The data must be returned in full and exactly as given.

» **Entries supplied**
.....

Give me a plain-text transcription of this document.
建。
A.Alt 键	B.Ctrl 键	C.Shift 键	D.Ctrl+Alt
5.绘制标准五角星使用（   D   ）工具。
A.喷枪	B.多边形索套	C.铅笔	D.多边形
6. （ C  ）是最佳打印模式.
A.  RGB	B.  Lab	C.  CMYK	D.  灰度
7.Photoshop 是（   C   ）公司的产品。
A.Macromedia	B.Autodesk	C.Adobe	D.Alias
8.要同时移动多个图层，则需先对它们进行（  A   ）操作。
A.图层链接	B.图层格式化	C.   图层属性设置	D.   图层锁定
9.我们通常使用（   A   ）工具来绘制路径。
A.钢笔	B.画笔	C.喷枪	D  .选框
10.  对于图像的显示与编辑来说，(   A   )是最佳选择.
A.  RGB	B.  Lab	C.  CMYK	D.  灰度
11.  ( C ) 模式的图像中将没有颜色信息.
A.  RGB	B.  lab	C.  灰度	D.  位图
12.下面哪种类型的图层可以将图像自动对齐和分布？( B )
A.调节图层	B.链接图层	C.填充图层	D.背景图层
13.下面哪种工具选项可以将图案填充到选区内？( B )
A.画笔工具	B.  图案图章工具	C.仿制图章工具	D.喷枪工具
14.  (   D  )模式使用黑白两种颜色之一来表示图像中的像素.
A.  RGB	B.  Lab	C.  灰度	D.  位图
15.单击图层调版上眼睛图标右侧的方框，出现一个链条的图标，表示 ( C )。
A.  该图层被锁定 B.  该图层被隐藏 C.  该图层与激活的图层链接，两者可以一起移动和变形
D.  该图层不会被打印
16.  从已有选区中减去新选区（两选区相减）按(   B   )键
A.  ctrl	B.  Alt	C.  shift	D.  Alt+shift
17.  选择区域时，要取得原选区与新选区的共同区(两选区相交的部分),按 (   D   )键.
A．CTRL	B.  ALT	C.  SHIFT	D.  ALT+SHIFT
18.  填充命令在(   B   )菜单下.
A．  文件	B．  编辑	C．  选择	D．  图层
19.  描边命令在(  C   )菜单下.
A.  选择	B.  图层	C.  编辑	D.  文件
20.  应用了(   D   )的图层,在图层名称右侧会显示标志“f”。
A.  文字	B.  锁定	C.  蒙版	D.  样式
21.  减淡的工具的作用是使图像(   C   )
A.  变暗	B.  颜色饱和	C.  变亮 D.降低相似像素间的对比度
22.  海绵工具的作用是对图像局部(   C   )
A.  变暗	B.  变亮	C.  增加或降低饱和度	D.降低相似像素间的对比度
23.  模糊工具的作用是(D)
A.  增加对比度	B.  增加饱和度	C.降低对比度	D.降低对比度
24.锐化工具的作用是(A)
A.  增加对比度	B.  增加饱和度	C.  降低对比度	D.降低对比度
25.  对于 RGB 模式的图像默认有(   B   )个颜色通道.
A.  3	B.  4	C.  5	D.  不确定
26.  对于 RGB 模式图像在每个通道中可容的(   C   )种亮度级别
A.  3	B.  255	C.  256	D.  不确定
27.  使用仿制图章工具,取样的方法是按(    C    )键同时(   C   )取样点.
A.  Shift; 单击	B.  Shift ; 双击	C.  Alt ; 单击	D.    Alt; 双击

.....

» **Exercise solution**
Give me a plain-text transcription of this document.
建。
A.Alt 键	B.Ctrl 键	C.Shift 键	D.Ctrl+Alt
5.绘制标准五角星使用（   D   ）工具。
A.喷枪	B.多边形索套	C.铅笔	D.多边形
6. （ C  ）是最佳打印模式.
A.  RGB	B.  Lab	C.  CMYK	D.  灰度
7.Photoshop 是（   C   ）公司的产品。
A.Macromedia	B.Autodesk	C.Adobe	D.Alias
8.要同时移动多个图层，则需先对它们进行（  A   ）操作。
A.图层链接	B.图层格式化	C.   图层属性设置	D.   图层锁定
9.我们通常使用（   A   ）工具来绘制路径。
A.钢笔	B.画笔	C.喷枪	D  .选框
10.  对于图像的显示与编辑来说，(   A   )是最佳选择.
A.  RGB	B.  Lab	C.  CMYK	D.  灰度
11.  ( C ) 模式的图像中将没有颜色信息.
A.  RGB	B.  lab	C.  灰度	D.  位图
12.下面哪种类型的图层可以将图像自动对齐和分布？( B )
A.调节图层	B.链接图层	C.填充图层	D.背景图层
13.下面哪种工具选项可以将图案填充到选区内？( B )
A.画笔工具	B.  图案图章工具	C.仿制图章工具	D.喷枪工具
14.  (   D  )模式使用黑白两种颜色之一来表示图像中的像素.
A.  RGB	B.  Lab	C.  灰度	D.  位图
15.单击图层调版上眼睛图标右侧的方框，出现一个链条的图标，表示 ( C )。
A.  该图层被锁定 B.  该图层被隐藏 C.  该图层与激活的图层链接，两者可以一起移动和变形
D.  该图层不会被打印
16.  从已有选区中减去新选区（两选区相减）按(   B   )键
A.  ctrl	B.  Alt	C.  shift	D.  Alt+shift
17.  选择区域时，要取得原选区与新选区的共同区(两选区相交的部分),按 (   D   )键.
A．CTRL	B.  ALT	C.  SHIFT	D.  ALT+SHIFT
18.  填充命令在(   B   )菜单下.
A．  文件	B．  编辑	C．  选择	D．  图层
19.  描边命令在(  C   )菜单下.
A.  选择	B.  图层	C.  编辑	D.  文件
20.  应用了(   D   )的图层,在图层名称右侧会显示标志“f”。
A.  文字	B.  锁定	C.  蒙版	D.  样式
21.  减淡的工具的作用是使图像(   C   )
A.  变暗	B.  颜色饱和	C.  变亮 D.降低相似像素间的对比度
22.  海绵工具的作用是对图像局部(   C   )
A.  变暗	B.  变亮	C.  增加或降低饱和度	D.降低相似像素间的对比度
23.  模糊工具的作用是(D)
A.  增加对比度	B.  增加饱和度	C.降低对比度	D.降低对比度
24.锐化工具的作用是(A)
A.  增加对比度	B.  增加饱和度	C.  降低对比度	D.降低对比度
25.  对于 RGB 模式的图像默认有(   B   )个颜色通道.
A.  3	B.  4	C.  5	D.  不确定
26.  对于 RGB 模式图像在每个通道中可容的(   C   )种亮度级别
A.  3	B.  255	C.  256	D.  不确定
27.  使用仿制图章工具,取样的方法是按(    C    )键同时(   C   )取样点.
A.  Shift; 单击	B.  Shift ; 双击	C.  Alt ; 单击	D.    Alt; 双击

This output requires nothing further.